■ THE TASK: Records follow. Pull out every line that contains "papier".

■ RECORDS FOR THE EXERCISE:
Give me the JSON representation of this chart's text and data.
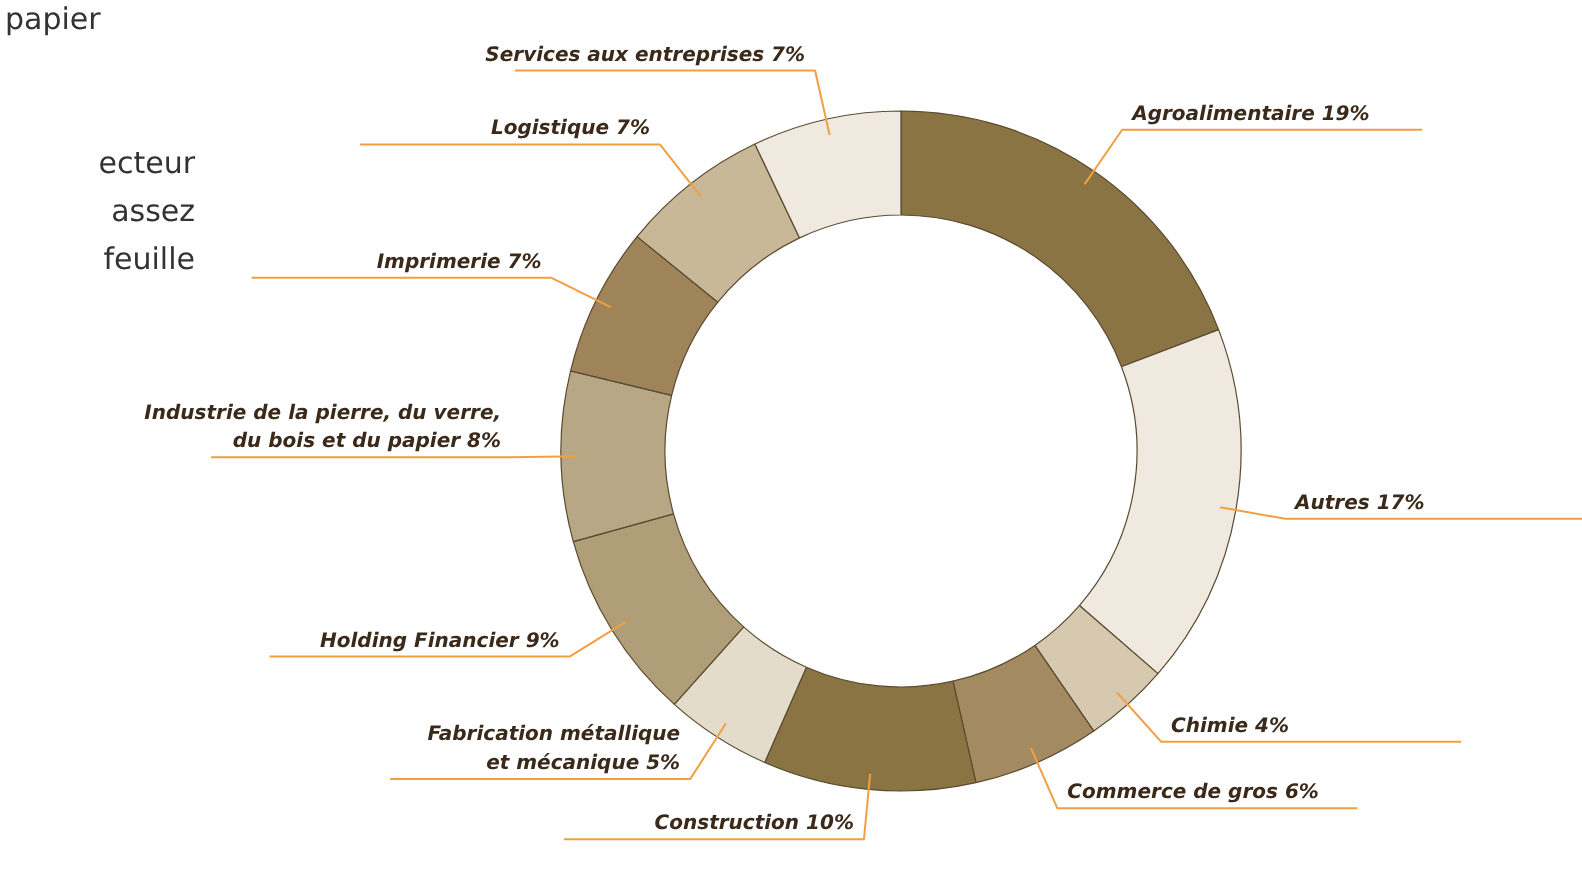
{
  "chart_data": {
    "type": "donut",
    "categories": [
      "Agroalimentaire",
      "Autres",
      "Chimie",
      "Commerce de gros",
      "Construction",
      "Fabrication métallique\net mécanique",
      "Holding Financier",
      "Industrie de la pierre, du verre,\ndu bois et du papier",
      "Imprimerie",
      "Logistique",
      "Services aux entreprises"
    ],
    "values": [
      19,
      17,
      4,
      6,
      10,
      5,
      9,
      8,
      7,
      7,
      7
    ],
    "value_labels": [
      "19%",
      "17%",
      "4%",
      "6%",
      "10%",
      "5%",
      "9%",
      "8%",
      "7%",
      "7%",
      "7%"
    ],
    "colors": [
      "#8b7444",
      "#efe9e0",
      "#d6c9b0",
      "#a48a60",
      "#8b7444",
      "#e3dccb",
      "#b09e78",
      "#b8a784",
      "#9e8458",
      "#c8b898",
      "#efe9e0"
    ],
    "annotations": [
      "papier",
      "ecteur",
      "assez",
      "feuille"
    ]
  }
}
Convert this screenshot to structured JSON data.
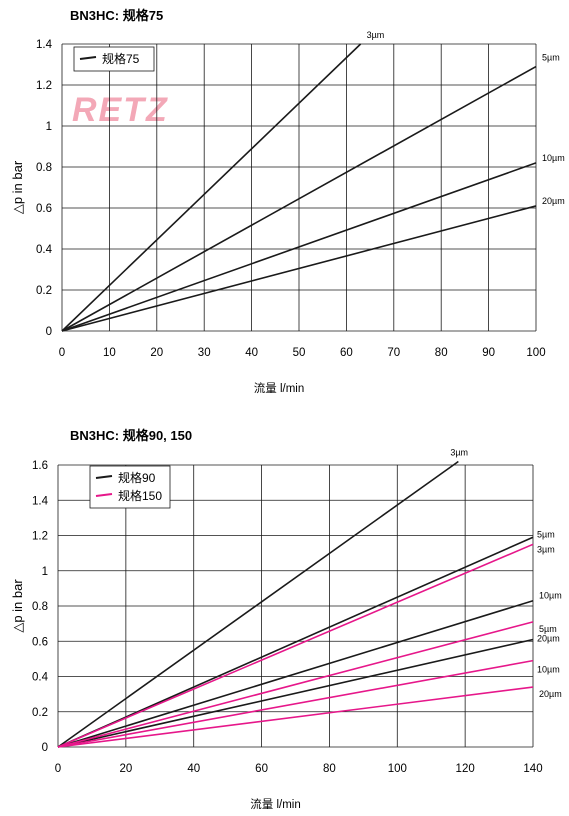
{
  "chart_data": [
    {
      "type": "line",
      "title": "BN3HC: 规格75",
      "xlabel": "流量 l/min",
      "ylabel": "△p in bar",
      "xlim": [
        0,
        100
      ],
      "ylim": [
        0,
        1.4
      ],
      "xticks": [
        0,
        10,
        20,
        30,
        40,
        50,
        60,
        70,
        80,
        90,
        100
      ],
      "yticks": [
        0,
        0.2,
        0.4,
        0.6,
        0.8,
        1,
        1.2,
        1.4
      ],
      "grid": true,
      "legend_position": "top-left",
      "watermark": "RETZ",
      "legend": [
        {
          "label": "规格75",
          "color": "#1a1a1a"
        }
      ],
      "series": [
        {
          "name": "3µm",
          "color": "#1a1a1a",
          "x": [
            0,
            63
          ],
          "y": [
            0,
            1.4
          ]
        },
        {
          "name": "5µm",
          "color": "#1a1a1a",
          "x": [
            0,
            100
          ],
          "y": [
            0,
            1.29
          ]
        },
        {
          "name": "10µm",
          "color": "#1a1a1a",
          "x": [
            0,
            100
          ],
          "y": [
            0,
            0.82
          ]
        },
        {
          "name": "20µm",
          "color": "#1a1a1a",
          "x": [
            0,
            100
          ],
          "y": [
            0,
            0.61
          ]
        }
      ]
    },
    {
      "type": "line",
      "title": "BN3HC: 规格90, 150",
      "xlabel": "流量 l/min",
      "ylabel": "△p in bar",
      "xlim": [
        0,
        140
      ],
      "ylim": [
        0,
        1.6
      ],
      "xticks": [
        0,
        20,
        40,
        60,
        80,
        100,
        120,
        140
      ],
      "yticks": [
        0,
        0.2,
        0.4,
        0.6,
        0.8,
        1,
        1.2,
        1.4,
        1.6
      ],
      "grid": true,
      "legend_position": "top-left",
      "legend": [
        {
          "label": "规格90",
          "color": "#1a1a1a"
        },
        {
          "label": "规格150",
          "color": "#e6178a"
        }
      ],
      "series": [
        {
          "name": "3µm",
          "group": "规格90",
          "color": "#1a1a1a",
          "x": [
            0,
            118
          ],
          "y": [
            0,
            1.62
          ]
        },
        {
          "name": "5µm",
          "group": "规格90",
          "color": "#1a1a1a",
          "x": [
            0,
            140
          ],
          "y": [
            0,
            1.19
          ]
        },
        {
          "name": "10µm",
          "group": "规格90",
          "color": "#1a1a1a",
          "x": [
            0,
            140
          ],
          "y": [
            0,
            0.83
          ]
        },
        {
          "name": "20µm",
          "group": "规格90",
          "color": "#1a1a1a",
          "x": [
            0,
            140
          ],
          "y": [
            0,
            0.61
          ]
        },
        {
          "name": "3µm",
          "group": "规格150",
          "color": "#e6178a",
          "x": [
            0,
            140
          ],
          "y": [
            0,
            1.15
          ]
        },
        {
          "name": "5µm",
          "group": "规格150",
          "color": "#e6178a",
          "x": [
            0,
            140
          ],
          "y": [
            0,
            0.71
          ]
        },
        {
          "name": "10µm",
          "group": "规格150",
          "color": "#e6178a",
          "x": [
            0,
            140
          ],
          "y": [
            0,
            0.49
          ]
        },
        {
          "name": "20µm",
          "group": "规格150",
          "color": "#e6178a",
          "x": [
            0,
            140
          ],
          "y": [
            0,
            0.34
          ]
        }
      ]
    }
  ]
}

■ OUTPUT OF THE EXERCISE:
      "Industrie de la pierre, du verre,\ndu bois et du papier",
      "papier",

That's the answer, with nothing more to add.